What you should do: Write out the entire listing below exactly, with the pictures left out.
══ Material to process ══
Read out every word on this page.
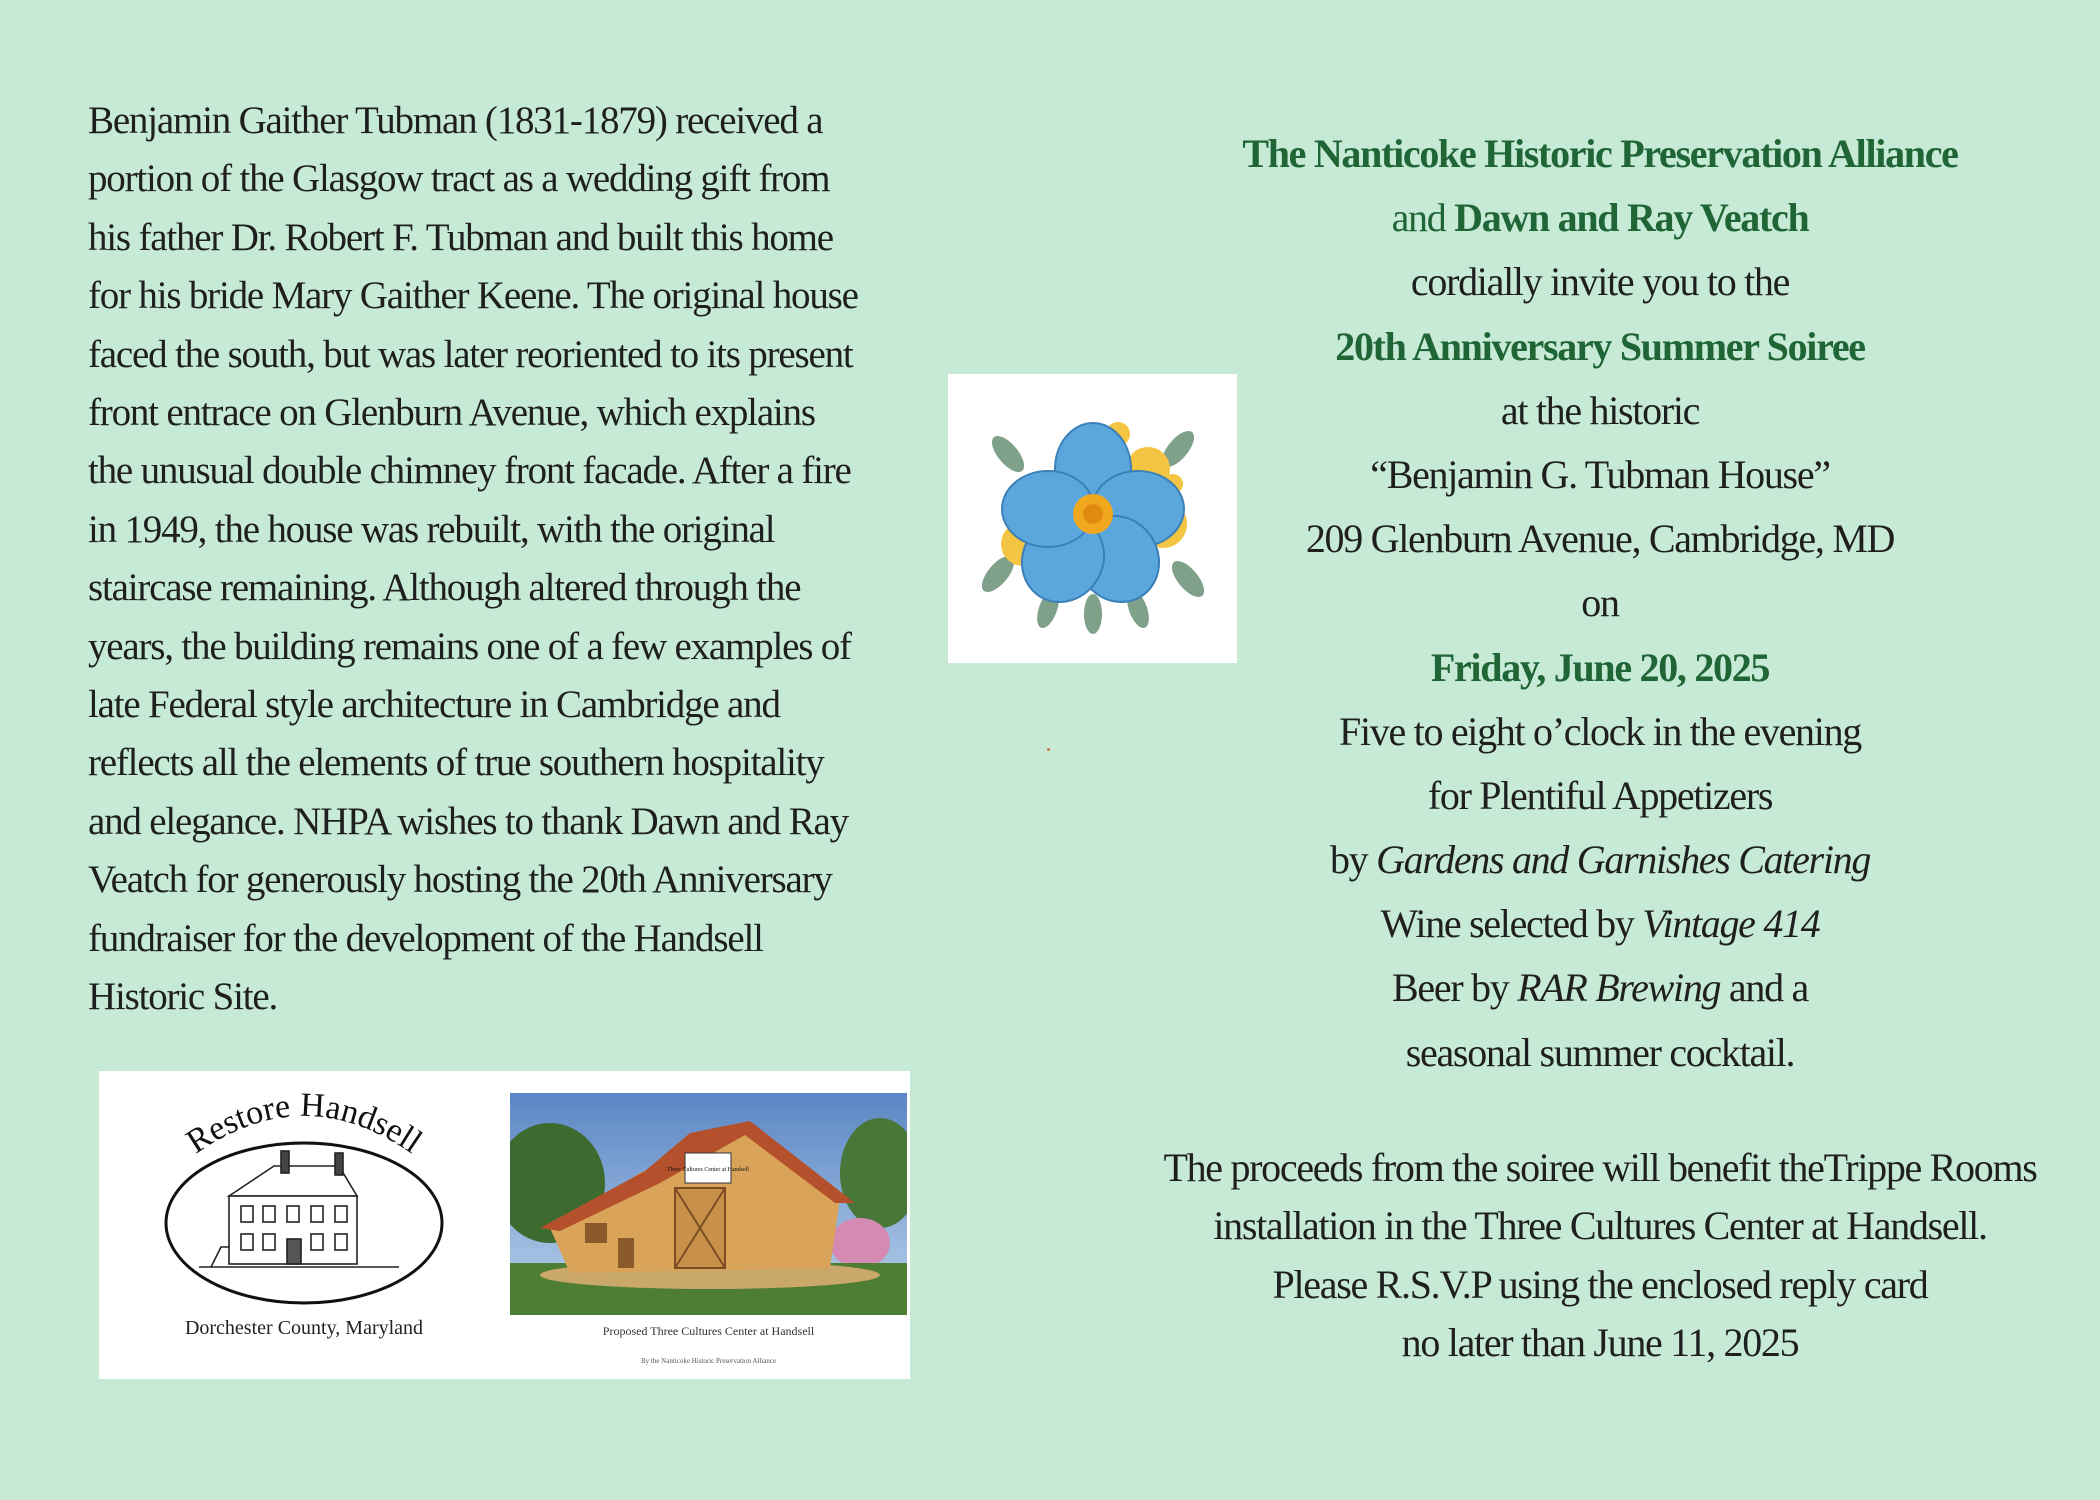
Benjamin Gaither Tubman (1831-1879) received a
portion of the Glasgow tract as a wedding gift from
his father Dr. Robert F. Tubman and built this home
for his bride Mary Gaither Keene. The original house
faced the south, but was later reoriented to its present
front entrace on Glenburn Avenue, which explains
the unusual double chimney front facade. After a fire
in 1949, the house was rebuilt, with the original
staircase remaining. Although altered through the
years, the building remains one of a few examples of
late Federal style architecture in Cambridge and
reflects all the elements of true southern hospitality
and elegance. NHPA wishes to thank Dawn and Ray
Veatch for generously hosting the 20th Anniversary
fundraiser for the development of the Handsell
Historic Site.

Restore Handsell
Dorchester County, Maryland
Three Cultures Center at Handsell
Proposed Three Cultures Center at Handsell
By the Nanticoke Historic Preservation Alliance
The Nanticoke Historic Preservation Alliance
and Dawn and Ray Veatch
cordially invite you to the
20th Anniversary Summer Soiree
at the historic
“Benjamin G. Tubman House”
209 Glenburn Avenue, Cambridge, MD
on
Friday, June 20, 2025
Five to eight o’clock in the evening
for Plentiful Appetizers
by Gardens and Garnishes Catering
Wine selected by Vintage 414
Beer by RAR Brewing and a
seasonal summer cocktail.
The proceeds from the soiree will benefit theTrippe Rooms
installation in the Three Cultures Center at Handsell.
Please R.S.V.P using the enclosed reply card
no later than June 11, 2025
═══
Solution below:
Read out every word on this page.
Benjamin Gaither Tubman (1831-1879) received a
portion of the Glasgow tract as a wedding gift from
his father Dr. Robert F. Tubman and built this home
for his bride Mary Gaither Keene. The original house
faced the south, but was later reoriented to its present
front entrace on Glenburn Avenue, which explains
the unusual double chimney front facade. After a fire
in 1949, the house was rebuilt, with the original
staircase remaining. Although altered through the
years, the building remains one of a few examples of
late Federal style architecture in Cambridge and
reflects all the elements of true southern hospitality
and elegance. NHPA wishes to thank Dawn and Ray
Veatch for generously hosting the 20th Anniversary
fundraiser for the development of the Handsell
Historic Site.

Restore Handsell
Dorchester County, Maryland
Three Cultures Center at Handsell
Proposed Three Cultures Center at Handsell
By the Nanticoke Historic Preservation Alliance
The Nanticoke Historic Preservation Alliance
and Dawn and Ray Veatch
cordially invite you to the
20th Anniversary Summer Soiree
at the historic
“Benjamin G. Tubman House”
209 Glenburn Avenue, Cambridge, MD
on
Friday, June 20, 2025
Five to eight o’clock in the evening
for Plentiful Appetizers
by Gardens and Garnishes Catering
Wine selected by Vintage 414
Beer by RAR Brewing and a
seasonal summer cocktail.
The proceeds from the soiree will benefit theTrippe Rooms
installation in the Three Cultures Center at Handsell.
Please R.S.V.P using the enclosed reply card
no later than June 11, 2025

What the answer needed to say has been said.